■ Provided data ■
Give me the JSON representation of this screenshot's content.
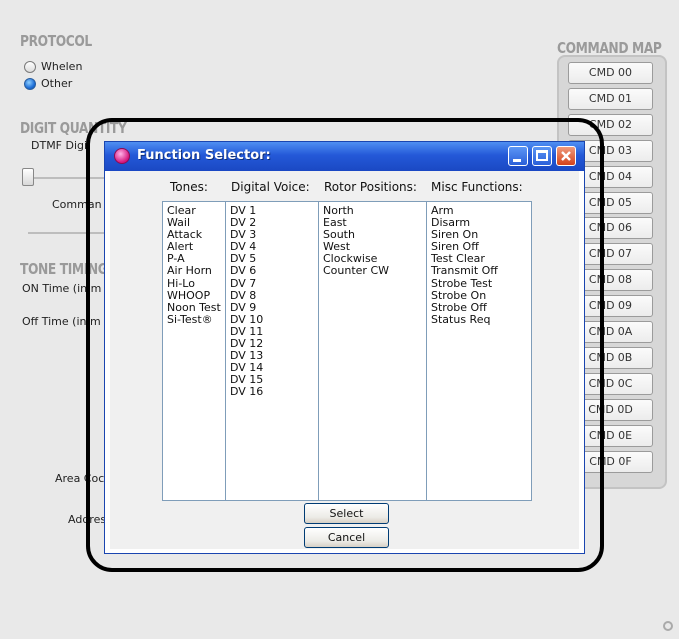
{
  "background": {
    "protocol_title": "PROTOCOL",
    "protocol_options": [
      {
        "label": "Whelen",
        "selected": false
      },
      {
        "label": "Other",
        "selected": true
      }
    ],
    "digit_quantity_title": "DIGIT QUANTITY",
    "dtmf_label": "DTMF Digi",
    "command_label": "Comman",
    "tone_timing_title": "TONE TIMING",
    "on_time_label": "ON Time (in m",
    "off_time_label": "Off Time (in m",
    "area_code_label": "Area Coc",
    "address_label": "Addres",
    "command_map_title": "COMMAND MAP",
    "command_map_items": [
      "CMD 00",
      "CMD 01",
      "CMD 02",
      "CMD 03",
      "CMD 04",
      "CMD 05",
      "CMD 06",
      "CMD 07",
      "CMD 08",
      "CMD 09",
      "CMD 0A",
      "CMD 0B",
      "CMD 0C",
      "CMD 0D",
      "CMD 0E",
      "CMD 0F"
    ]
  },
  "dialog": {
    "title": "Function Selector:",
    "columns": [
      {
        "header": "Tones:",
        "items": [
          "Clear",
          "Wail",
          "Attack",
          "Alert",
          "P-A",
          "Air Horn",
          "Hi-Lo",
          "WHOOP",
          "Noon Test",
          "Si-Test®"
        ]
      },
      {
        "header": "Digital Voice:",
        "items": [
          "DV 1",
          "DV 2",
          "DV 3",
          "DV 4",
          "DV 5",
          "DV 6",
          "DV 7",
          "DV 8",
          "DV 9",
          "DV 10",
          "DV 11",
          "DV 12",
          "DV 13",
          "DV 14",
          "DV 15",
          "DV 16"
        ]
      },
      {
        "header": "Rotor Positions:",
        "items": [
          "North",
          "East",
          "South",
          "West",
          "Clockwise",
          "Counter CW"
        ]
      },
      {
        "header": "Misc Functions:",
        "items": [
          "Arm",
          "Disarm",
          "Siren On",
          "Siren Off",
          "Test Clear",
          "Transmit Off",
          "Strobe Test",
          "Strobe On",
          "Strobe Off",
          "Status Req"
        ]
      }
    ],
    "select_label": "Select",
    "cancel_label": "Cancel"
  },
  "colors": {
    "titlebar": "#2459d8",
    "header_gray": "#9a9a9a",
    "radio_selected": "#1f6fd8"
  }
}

---

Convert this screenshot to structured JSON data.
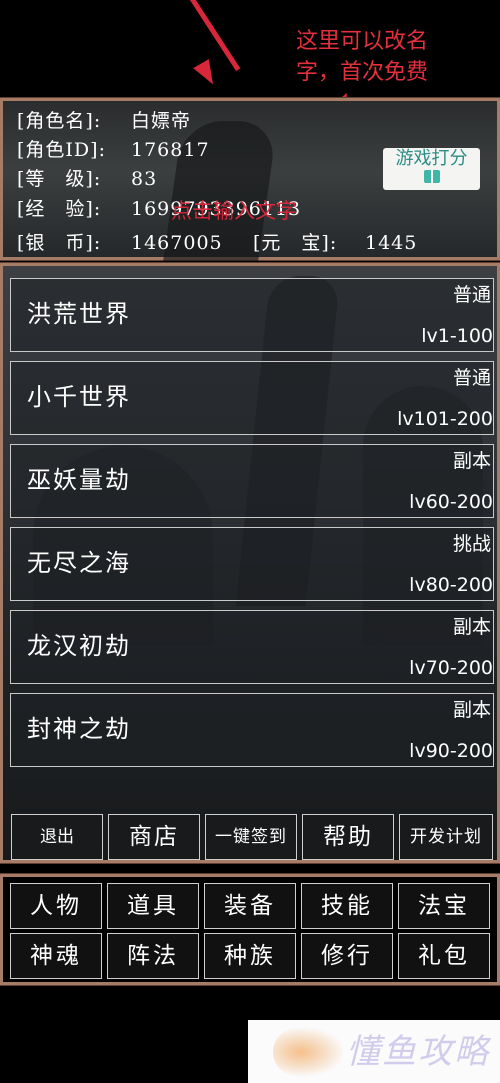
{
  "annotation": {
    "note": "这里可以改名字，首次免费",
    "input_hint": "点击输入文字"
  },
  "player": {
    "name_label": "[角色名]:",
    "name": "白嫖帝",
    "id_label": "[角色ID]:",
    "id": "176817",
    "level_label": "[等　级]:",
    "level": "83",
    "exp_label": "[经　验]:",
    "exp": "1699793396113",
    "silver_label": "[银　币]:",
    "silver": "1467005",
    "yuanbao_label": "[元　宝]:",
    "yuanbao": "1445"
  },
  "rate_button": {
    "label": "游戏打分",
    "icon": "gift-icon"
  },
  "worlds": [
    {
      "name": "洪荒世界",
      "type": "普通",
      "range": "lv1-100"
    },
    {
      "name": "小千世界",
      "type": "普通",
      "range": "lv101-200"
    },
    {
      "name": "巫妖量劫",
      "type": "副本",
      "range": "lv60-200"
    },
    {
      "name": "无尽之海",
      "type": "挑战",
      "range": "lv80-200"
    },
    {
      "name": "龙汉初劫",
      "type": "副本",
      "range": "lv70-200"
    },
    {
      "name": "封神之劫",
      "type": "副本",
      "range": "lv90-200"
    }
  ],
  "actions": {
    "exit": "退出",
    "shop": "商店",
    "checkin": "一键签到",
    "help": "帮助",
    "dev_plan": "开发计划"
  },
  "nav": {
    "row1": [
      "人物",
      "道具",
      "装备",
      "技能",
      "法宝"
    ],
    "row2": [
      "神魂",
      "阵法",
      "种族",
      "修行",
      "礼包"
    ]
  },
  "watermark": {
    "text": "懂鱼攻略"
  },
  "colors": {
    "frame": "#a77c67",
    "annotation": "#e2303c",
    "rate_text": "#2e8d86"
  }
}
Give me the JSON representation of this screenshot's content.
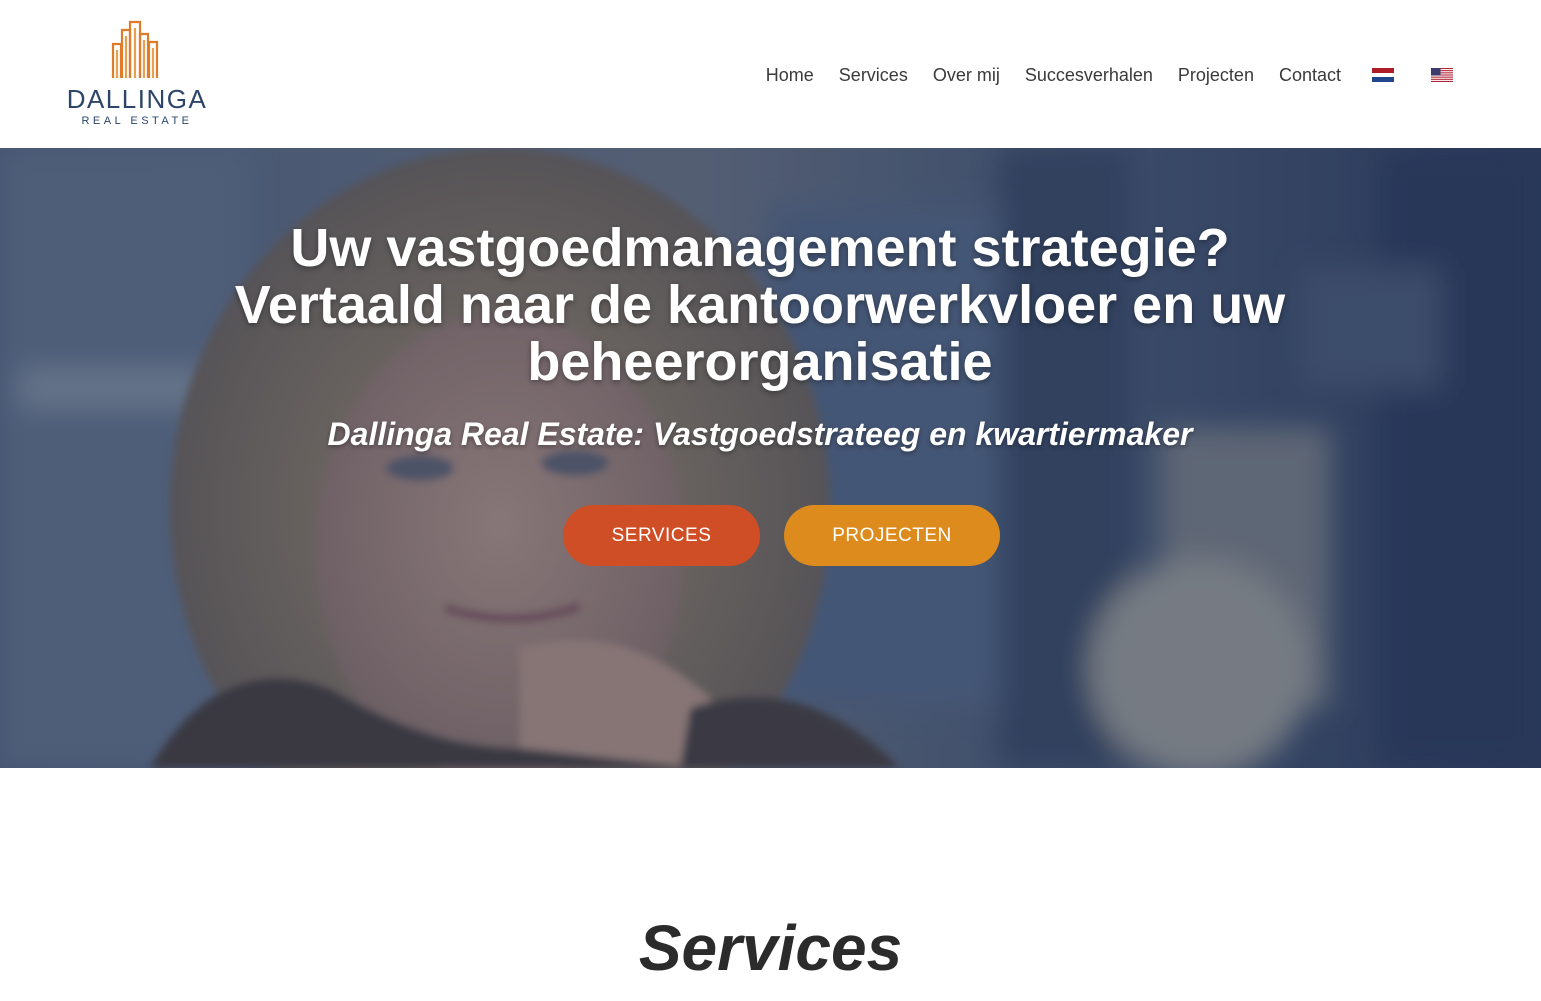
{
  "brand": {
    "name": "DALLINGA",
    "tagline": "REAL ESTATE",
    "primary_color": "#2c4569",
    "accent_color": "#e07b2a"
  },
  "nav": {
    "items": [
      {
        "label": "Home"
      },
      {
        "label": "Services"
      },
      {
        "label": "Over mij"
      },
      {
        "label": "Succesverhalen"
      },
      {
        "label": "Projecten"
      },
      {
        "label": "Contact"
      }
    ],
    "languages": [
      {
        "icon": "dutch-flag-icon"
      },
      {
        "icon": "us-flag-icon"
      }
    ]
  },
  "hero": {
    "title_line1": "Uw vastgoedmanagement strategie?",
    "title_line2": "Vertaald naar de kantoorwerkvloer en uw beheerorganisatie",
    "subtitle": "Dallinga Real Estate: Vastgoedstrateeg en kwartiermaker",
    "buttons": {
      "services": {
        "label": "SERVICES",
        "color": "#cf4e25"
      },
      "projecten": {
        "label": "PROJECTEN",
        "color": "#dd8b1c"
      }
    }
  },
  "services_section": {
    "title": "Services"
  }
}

* * *

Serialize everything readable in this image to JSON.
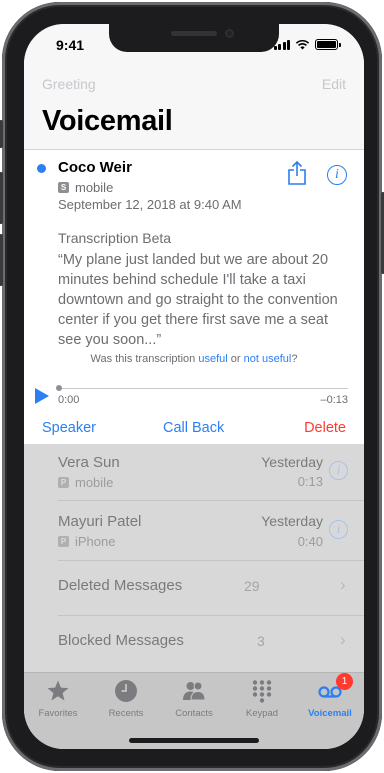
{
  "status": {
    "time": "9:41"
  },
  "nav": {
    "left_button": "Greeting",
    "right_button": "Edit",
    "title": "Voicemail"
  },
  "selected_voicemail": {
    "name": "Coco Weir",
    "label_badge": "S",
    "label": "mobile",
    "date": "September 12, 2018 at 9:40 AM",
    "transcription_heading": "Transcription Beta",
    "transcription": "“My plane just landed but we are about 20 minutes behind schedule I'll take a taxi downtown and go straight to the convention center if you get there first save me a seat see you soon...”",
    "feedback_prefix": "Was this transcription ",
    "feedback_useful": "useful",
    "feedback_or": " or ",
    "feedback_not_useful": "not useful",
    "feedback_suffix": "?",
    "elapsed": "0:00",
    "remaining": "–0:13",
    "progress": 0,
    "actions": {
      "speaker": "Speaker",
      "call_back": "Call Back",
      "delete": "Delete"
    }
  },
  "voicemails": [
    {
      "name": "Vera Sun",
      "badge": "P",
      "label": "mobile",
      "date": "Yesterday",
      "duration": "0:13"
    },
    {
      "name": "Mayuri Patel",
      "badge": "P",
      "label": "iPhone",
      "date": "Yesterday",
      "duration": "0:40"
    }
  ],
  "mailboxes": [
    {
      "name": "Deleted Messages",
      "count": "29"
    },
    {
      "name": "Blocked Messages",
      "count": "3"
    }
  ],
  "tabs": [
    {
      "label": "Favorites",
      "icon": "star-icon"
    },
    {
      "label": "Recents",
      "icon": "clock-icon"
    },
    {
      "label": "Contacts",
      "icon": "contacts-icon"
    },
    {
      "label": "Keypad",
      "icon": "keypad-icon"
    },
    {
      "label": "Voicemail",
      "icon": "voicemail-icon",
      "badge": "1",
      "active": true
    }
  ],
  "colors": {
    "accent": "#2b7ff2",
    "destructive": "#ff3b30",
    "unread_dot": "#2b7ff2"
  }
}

■ Task ■
In the material above, how many lines hold the word "flag"? Say only the number.

■ Answer to this exercise ■
2